- Task brief: Return each entry exactly, omitting nothing.

··· Task inputs

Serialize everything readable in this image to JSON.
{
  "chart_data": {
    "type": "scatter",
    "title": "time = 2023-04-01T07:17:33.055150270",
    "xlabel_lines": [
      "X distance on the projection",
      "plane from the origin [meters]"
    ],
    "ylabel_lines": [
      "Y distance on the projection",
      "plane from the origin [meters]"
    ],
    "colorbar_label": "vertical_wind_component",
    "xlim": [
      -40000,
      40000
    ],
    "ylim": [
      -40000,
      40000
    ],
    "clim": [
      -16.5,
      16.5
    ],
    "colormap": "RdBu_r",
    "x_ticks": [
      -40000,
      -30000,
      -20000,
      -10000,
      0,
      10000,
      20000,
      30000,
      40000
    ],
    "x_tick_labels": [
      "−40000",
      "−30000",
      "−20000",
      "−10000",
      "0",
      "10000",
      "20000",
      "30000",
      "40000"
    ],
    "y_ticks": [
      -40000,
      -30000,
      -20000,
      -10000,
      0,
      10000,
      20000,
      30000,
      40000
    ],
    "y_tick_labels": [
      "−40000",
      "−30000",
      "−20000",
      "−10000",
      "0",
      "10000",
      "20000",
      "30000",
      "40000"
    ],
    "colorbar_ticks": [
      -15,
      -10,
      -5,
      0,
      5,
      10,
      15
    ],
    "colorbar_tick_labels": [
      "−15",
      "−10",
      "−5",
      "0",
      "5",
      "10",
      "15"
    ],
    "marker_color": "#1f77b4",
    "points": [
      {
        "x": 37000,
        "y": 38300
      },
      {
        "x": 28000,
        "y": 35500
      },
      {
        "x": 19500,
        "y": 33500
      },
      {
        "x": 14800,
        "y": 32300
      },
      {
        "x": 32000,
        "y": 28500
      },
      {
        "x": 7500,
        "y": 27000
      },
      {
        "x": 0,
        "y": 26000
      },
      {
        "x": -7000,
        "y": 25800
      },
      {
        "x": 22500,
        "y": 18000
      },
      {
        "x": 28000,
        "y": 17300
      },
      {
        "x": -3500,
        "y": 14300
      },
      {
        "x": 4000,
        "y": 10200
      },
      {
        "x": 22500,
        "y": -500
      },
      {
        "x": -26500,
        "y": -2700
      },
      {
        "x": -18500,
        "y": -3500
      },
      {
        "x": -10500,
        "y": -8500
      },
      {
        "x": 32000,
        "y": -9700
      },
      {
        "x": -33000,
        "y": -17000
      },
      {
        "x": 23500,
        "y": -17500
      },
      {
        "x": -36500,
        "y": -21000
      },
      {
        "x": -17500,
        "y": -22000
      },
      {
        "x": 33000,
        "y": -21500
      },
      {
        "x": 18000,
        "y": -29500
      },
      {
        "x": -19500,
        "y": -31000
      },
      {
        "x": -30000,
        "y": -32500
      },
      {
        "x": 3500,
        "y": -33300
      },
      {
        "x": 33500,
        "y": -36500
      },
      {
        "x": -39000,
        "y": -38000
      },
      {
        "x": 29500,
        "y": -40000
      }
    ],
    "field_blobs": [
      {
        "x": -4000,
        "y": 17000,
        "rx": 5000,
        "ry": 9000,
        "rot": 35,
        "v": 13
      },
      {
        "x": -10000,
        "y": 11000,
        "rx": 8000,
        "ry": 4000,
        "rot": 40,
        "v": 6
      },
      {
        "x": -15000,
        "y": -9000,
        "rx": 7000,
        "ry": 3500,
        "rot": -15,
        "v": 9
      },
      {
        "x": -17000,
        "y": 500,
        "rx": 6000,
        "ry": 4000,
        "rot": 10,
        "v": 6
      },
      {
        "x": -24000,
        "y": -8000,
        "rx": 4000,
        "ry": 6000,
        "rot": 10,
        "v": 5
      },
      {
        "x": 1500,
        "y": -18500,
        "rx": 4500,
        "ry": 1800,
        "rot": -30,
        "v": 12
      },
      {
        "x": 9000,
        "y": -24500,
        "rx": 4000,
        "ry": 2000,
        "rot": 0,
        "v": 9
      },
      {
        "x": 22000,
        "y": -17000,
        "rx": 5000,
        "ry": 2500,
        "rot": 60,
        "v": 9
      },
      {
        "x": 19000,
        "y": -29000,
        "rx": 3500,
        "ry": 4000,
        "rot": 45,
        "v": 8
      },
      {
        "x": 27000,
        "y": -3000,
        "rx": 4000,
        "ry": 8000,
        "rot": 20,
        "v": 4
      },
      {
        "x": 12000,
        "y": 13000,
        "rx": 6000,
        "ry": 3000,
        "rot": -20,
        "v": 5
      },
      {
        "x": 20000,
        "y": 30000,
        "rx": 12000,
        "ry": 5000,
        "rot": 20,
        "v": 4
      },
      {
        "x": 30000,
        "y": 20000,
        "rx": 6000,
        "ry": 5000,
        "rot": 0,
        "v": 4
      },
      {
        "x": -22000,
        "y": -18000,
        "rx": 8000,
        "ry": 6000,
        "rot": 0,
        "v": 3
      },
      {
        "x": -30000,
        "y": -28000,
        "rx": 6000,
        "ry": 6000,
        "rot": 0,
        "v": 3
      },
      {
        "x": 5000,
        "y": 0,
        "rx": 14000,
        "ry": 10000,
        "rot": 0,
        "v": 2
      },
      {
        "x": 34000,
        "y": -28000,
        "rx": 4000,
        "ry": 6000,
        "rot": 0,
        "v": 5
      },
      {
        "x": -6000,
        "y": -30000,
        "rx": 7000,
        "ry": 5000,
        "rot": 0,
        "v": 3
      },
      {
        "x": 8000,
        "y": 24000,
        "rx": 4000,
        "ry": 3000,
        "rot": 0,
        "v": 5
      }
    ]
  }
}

······

- Completed exercise:
Serialize everything readable in this image to JSON.
{
  "chart_data": {
    "type": "scatter",
    "title": "time = 2023-04-01T07:17:33.055150270",
    "xlabel_lines": [
      "X distance on the projection",
      "plane from the origin [meters]"
    ],
    "ylabel_lines": [
      "Y distance on the projection",
      "plane from the origin [meters]"
    ],
    "colorbar_label": "vertical_wind_component",
    "xlim": [
      -40000,
      40000
    ],
    "ylim": [
      -40000,
      40000
    ],
    "clim": [
      -16.5,
      16.5
    ],
    "colormap": "RdBu_r",
    "x_ticks": [
      -40000,
      -30000,
      -20000,
      -10000,
      0,
      10000,
      20000,
      30000,
      40000
    ],
    "x_tick_labels": [
      "−40000",
      "−30000",
      "−20000",
      "−10000",
      "0",
      "10000",
      "20000",
      "30000",
      "40000"
    ],
    "y_ticks": [
      -40000,
      -30000,
      -20000,
      -10000,
      0,
      10000,
      20000,
      30000,
      40000
    ],
    "y_tick_labels": [
      "−40000",
      "−30000",
      "−20000",
      "−10000",
      "0",
      "10000",
      "20000",
      "30000",
      "40000"
    ],
    "colorbar_ticks": [
      -15,
      -10,
      -5,
      0,
      5,
      10,
      15
    ],
    "colorbar_tick_labels": [
      "−15",
      "−10",
      "−5",
      "0",
      "5",
      "10",
      "15"
    ],
    "marker_color": "#1f77b4",
    "points": [
      {
        "x": 37000,
        "y": 38300
      },
      {
        "x": 28000,
        "y": 35500
      },
      {
        "x": 19500,
        "y": 33500
      },
      {
        "x": 14800,
        "y": 32300
      },
      {
        "x": 32000,
        "y": 28500
      },
      {
        "x": 7500,
        "y": 27000
      },
      {
        "x": 0,
        "y": 26000
      },
      {
        "x": -7000,
        "y": 25800
      },
      {
        "x": 22500,
        "y": 18000
      },
      {
        "x": 28000,
        "y": 17300
      },
      {
        "x": -3500,
        "y": 14300
      },
      {
        "x": 4000,
        "y": 10200
      },
      {
        "x": 22500,
        "y": -500
      },
      {
        "x": -26500,
        "y": -2700
      },
      {
        "x": -18500,
        "y": -3500
      },
      {
        "x": -10500,
        "y": -8500
      },
      {
        "x": 32000,
        "y": -9700
      },
      {
        "x": -33000,
        "y": -17000
      },
      {
        "x": 23500,
        "y": -17500
      },
      {
        "x": -36500,
        "y": -21000
      },
      {
        "x": -17500,
        "y": -22000
      },
      {
        "x": 33000,
        "y": -21500
      },
      {
        "x": 18000,
        "y": -29500
      },
      {
        "x": -19500,
        "y": -31000
      },
      {
        "x": -30000,
        "y": -32500
      },
      {
        "x": 3500,
        "y": -33300
      },
      {
        "x": 33500,
        "y": -36500
      },
      {
        "x": -39000,
        "y": -38000
      },
      {
        "x": 29500,
        "y": -40000
      }
    ],
    "field_blobs": [
      {
        "x": -4000,
        "y": 17000,
        "rx": 5000,
        "ry": 9000,
        "rot": 35,
        "v": 13
      },
      {
        "x": -10000,
        "y": 11000,
        "rx": 8000,
        "ry": 4000,
        "rot": 40,
        "v": 6
      },
      {
        "x": -15000,
        "y": -9000,
        "rx": 7000,
        "ry": 3500,
        "rot": -15,
        "v": 9
      },
      {
        "x": -17000,
        "y": 500,
        "rx": 6000,
        "ry": 4000,
        "rot": 10,
        "v": 6
      },
      {
        "x": -24000,
        "y": -8000,
        "rx": 4000,
        "ry": 6000,
        "rot": 10,
        "v": 5
      },
      {
        "x": 1500,
        "y": -18500,
        "rx": 4500,
        "ry": 1800,
        "rot": -30,
        "v": 12
      },
      {
        "x": 9000,
        "y": -24500,
        "rx": 4000,
        "ry": 2000,
        "rot": 0,
        "v": 9
      },
      {
        "x": 22000,
        "y": -17000,
        "rx": 5000,
        "ry": 2500,
        "rot": 60,
        "v": 9
      },
      {
        "x": 19000,
        "y": -29000,
        "rx": 3500,
        "ry": 4000,
        "rot": 45,
        "v": 8
      },
      {
        "x": 27000,
        "y": -3000,
        "rx": 4000,
        "ry": 8000,
        "rot": 20,
        "v": 4
      },
      {
        "x": 12000,
        "y": 13000,
        "rx": 6000,
        "ry": 3000,
        "rot": -20,
        "v": 5
      },
      {
        "x": 20000,
        "y": 30000,
        "rx": 12000,
        "ry": 5000,
        "rot": 20,
        "v": 4
      },
      {
        "x": 30000,
        "y": 20000,
        "rx": 6000,
        "ry": 5000,
        "rot": 0,
        "v": 4
      },
      {
        "x": -22000,
        "y": -18000,
        "rx": 8000,
        "ry": 6000,
        "rot": 0,
        "v": 3
      },
      {
        "x": -30000,
        "y": -28000,
        "rx": 6000,
        "ry": 6000,
        "rot": 0,
        "v": 3
      },
      {
        "x": 5000,
        "y": 0,
        "rx": 14000,
        "ry": 10000,
        "rot": 0,
        "v": 2
      },
      {
        "x": 34000,
        "y": -28000,
        "rx": 4000,
        "ry": 6000,
        "rot": 0,
        "v": 5
      },
      {
        "x": -6000,
        "y": -30000,
        "rx": 7000,
        "ry": 5000,
        "rot": 0,
        "v": 3
      },
      {
        "x": 8000,
        "y": 24000,
        "rx": 4000,
        "ry": 3000,
        "rot": 0,
        "v": 5
      }
    ]
  }
}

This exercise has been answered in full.